◆ **Task statement**:
Copy the data precisely, keeping every character.

---------- Exercise data ----------

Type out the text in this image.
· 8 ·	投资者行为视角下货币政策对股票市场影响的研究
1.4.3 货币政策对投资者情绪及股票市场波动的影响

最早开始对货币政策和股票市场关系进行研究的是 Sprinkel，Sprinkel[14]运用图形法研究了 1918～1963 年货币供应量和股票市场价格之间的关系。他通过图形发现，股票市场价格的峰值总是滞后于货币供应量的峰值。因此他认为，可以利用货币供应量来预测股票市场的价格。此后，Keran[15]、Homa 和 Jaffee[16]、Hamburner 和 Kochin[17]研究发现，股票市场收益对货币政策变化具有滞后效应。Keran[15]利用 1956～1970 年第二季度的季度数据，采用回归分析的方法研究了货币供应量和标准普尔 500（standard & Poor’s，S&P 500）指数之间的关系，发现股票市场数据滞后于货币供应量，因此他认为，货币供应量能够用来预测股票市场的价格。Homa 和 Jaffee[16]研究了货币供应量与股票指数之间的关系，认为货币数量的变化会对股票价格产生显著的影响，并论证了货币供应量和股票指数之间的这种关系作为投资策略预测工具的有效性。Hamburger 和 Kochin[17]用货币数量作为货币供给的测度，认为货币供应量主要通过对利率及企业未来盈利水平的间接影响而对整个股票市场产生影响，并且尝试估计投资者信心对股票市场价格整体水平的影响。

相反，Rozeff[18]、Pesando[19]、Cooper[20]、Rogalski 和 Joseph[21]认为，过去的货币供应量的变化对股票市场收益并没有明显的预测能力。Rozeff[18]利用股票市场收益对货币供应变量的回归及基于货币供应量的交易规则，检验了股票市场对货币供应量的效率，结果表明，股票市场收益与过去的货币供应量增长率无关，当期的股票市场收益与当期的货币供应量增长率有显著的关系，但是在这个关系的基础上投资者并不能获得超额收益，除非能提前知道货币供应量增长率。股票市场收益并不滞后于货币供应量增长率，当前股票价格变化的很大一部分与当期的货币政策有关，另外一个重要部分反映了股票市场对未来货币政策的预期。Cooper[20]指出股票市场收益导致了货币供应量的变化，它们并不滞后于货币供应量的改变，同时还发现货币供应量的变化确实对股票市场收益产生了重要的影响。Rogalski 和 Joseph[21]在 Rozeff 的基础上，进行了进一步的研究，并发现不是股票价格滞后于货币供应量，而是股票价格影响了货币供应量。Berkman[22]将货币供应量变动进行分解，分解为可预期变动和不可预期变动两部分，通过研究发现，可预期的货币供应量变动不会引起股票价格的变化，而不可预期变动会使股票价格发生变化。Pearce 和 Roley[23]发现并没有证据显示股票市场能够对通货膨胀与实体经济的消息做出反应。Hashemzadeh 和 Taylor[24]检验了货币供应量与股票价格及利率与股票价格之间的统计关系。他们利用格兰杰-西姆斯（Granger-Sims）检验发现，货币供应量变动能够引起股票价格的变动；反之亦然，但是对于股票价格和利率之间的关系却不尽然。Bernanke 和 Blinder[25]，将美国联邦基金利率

----------

◆ **Result of the task**:
Type out the text in this image.
· 8 ·	投资者行为视角下货币政策对股票市场影响的研究
1.4.3 货币政策对投资者情绪及股票市场波动的影响

最早开始对货币政策和股票市场关系进行研究的是 Sprinkel，Sprinkel[14]运用图形法研究了 1918～1963 年货币供应量和股票市场价格之间的关系。他通过图形发现，股票市场价格的峰值总是滞后于货币供应量的峰值。因此他认为，可以利用货币供应量来预测股票市场的价格。此后，Keran[15]、Homa 和 Jaffee[16]、Hamburner 和 Kochin[17]研究发现，股票市场收益对货币政策变化具有滞后效应。Keran[15]利用 1956～1970 年第二季度的季度数据，采用回归分析的方法研究了货币供应量和标准普尔 500（standard & Poor’s，S&P 500）指数之间的关系，发现股票市场数据滞后于货币供应量，因此他认为，货币供应量能够用来预测股票市场的价格。Homa 和 Jaffee[16]研究了货币供应量与股票指数之间的关系，认为货币数量的变化会对股票价格产生显著的影响，并论证了货币供应量和股票指数之间的这种关系作为投资策略预测工具的有效性。Hamburger 和 Kochin[17]用货币数量作为货币供给的测度，认为货币供应量主要通过对利率及企业未来盈利水平的间接影响而对整个股票市场产生影响，并且尝试估计投资者信心对股票市场价格整体水平的影响。

相反，Rozeff[18]、Pesando[19]、Cooper[20]、Rogalski 和 Joseph[21]认为，过去的货币供应量的变化对股票市场收益并没有明显的预测能力。Rozeff[18]利用股票市场收益对货币供应变量的回归及基于货币供应量的交易规则，检验了股票市场对货币供应量的效率，结果表明，股票市场收益与过去的货币供应量增长率无关，当期的股票市场收益与当期的货币供应量增长率有显著的关系，但是在这个关系的基础上投资者并不能获得超额收益，除非能提前知道货币供应量增长率。股票市场收益并不滞后于货币供应量增长率，当前股票价格变化的很大一部分与当期的货币政策有关，另外一个重要部分反映了股票市场对未来货币政策的预期。Cooper[20]指出股票市场收益导致了货币供应量的变化，它们并不滞后于货币供应量的改变，同时还发现货币供应量的变化确实对股票市场收益产生了重要的影响。Rogalski 和 Joseph[21]在 Rozeff 的基础上，进行了进一步的研究，并发现不是股票价格滞后于货币供应量，而是股票价格影响了货币供应量。Berkman[22]将货币供应量变动进行分解，分解为可预期变动和不可预期变动两部分，通过研究发现，可预期的货币供应量变动不会引起股票价格的变化，而不可预期变动会使股票价格发生变化。Pearce 和 Roley[23]发现并没有证据显示股票市场能够对通货膨胀与实体经济的消息做出反应。Hashemzadeh 和 Taylor[24]检验了货币供应量与股票价格及利率与股票价格之间的统计关系。他们利用格兰杰-西姆斯（Granger-Sims）检验发现，货币供应量变动能够引起股票价格的变动；反之亦然，但是对于股票价格和利率之间的关系却不尽然。Bernanke 和 Blinder[25]，将美国联邦基金利率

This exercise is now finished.